─── Supplied data ───

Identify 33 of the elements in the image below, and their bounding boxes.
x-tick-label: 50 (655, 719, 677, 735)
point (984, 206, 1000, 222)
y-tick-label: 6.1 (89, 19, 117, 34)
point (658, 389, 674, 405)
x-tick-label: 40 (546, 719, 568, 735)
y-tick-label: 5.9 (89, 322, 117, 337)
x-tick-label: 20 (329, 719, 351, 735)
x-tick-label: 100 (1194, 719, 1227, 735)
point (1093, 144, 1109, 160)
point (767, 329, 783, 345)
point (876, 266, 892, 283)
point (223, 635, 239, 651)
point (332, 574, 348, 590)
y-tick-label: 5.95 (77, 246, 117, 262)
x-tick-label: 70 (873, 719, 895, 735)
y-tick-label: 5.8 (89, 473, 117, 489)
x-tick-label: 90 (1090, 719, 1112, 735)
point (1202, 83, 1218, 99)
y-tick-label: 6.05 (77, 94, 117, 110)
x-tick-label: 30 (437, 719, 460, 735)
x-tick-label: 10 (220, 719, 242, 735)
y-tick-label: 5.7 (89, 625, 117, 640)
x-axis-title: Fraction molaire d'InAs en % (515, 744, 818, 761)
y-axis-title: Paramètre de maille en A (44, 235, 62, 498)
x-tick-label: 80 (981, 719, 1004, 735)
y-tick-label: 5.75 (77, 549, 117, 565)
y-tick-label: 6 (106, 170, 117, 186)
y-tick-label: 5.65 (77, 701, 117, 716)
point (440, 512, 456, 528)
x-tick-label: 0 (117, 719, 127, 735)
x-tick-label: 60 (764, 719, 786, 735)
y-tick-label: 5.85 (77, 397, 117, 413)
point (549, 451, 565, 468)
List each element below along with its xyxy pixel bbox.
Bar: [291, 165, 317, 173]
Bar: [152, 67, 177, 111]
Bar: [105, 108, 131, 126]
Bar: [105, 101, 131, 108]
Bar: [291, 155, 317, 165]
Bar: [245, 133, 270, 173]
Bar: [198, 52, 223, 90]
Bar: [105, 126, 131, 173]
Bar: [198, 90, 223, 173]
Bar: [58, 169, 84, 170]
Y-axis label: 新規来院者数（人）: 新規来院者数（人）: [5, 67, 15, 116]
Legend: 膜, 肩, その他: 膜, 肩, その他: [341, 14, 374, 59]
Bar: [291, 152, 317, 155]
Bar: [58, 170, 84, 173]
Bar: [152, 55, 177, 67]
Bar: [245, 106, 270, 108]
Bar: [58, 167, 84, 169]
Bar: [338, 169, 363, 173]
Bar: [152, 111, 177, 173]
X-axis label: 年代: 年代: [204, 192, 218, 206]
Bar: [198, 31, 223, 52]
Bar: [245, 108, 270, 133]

───

Exercise
Please reproduce all the data above word for word, keeping every line in its original order.

Written response
Identify 33 of the elements in the image below, and their bounding boxes.
x-tick-label: 50 (655, 719, 677, 735)
point (984, 206, 1000, 222)
y-tick-label: 6.1 (89, 19, 117, 34)
point (658, 389, 674, 405)
x-tick-label: 40 (546, 719, 568, 735)
y-tick-label: 5.9 (89, 322, 117, 337)
x-tick-label: 20 (329, 719, 351, 735)
x-tick-label: 100 (1194, 719, 1227, 735)
point (1093, 144, 1109, 160)
point (767, 329, 783, 345)
point (876, 266, 892, 283)
point (223, 635, 239, 651)
point (332, 574, 348, 590)
y-tick-label: 5.95 (77, 246, 117, 262)
x-tick-label: 70 (873, 719, 895, 735)
y-tick-label: 5.8 (89, 473, 117, 489)
x-tick-label: 90 (1090, 719, 1112, 735)
point (1202, 83, 1218, 99)
y-tick-label: 6.05 (77, 94, 117, 110)
x-tick-label: 30 (437, 719, 460, 735)
x-tick-label: 10 (220, 719, 242, 735)
y-tick-label: 5.7 (89, 625, 117, 640)
x-axis-title: Fraction molaire d'InAs en % (515, 744, 818, 761)
y-axis-title: Paramètre de maille en A (44, 235, 62, 498)
x-tick-label: 80 (981, 719, 1004, 735)
y-tick-label: 5.75 (77, 549, 117, 565)
y-tick-label: 6 (106, 170, 117, 186)
y-tick-label: 5.65 (77, 701, 117, 716)
point (440, 512, 456, 528)
x-tick-label: 0 (117, 719, 127, 735)
x-tick-label: 60 (764, 719, 786, 735)
y-tick-label: 5.85 (77, 397, 117, 413)
point (549, 451, 565, 468)
List each element below along with its xyxy pixel bbox.
Bar: [291, 165, 317, 173]
Bar: [152, 67, 177, 111]
Bar: [105, 108, 131, 126]
Bar: [105, 101, 131, 108]
Bar: [291, 155, 317, 165]
Bar: [245, 133, 270, 173]
Bar: [198, 52, 223, 90]
Bar: [105, 126, 131, 173]
Bar: [198, 90, 223, 173]
Bar: [58, 169, 84, 170]
Y-axis label: 新規来院者数（人）: 新規来院者数（人）: [5, 67, 15, 116]
Legend: 膜, 肩, その他: 膜, 肩, その他: [341, 14, 374, 59]
Bar: [291, 152, 317, 155]
Bar: [58, 170, 84, 173]
Bar: [152, 55, 177, 67]
Bar: [245, 106, 270, 108]
Bar: [58, 167, 84, 169]
Bar: [338, 169, 363, 173]
Bar: [152, 111, 177, 173]
X-axis label: 年代: 年代: [204, 192, 218, 206]
Bar: [198, 31, 223, 52]
Bar: [245, 108, 270, 133]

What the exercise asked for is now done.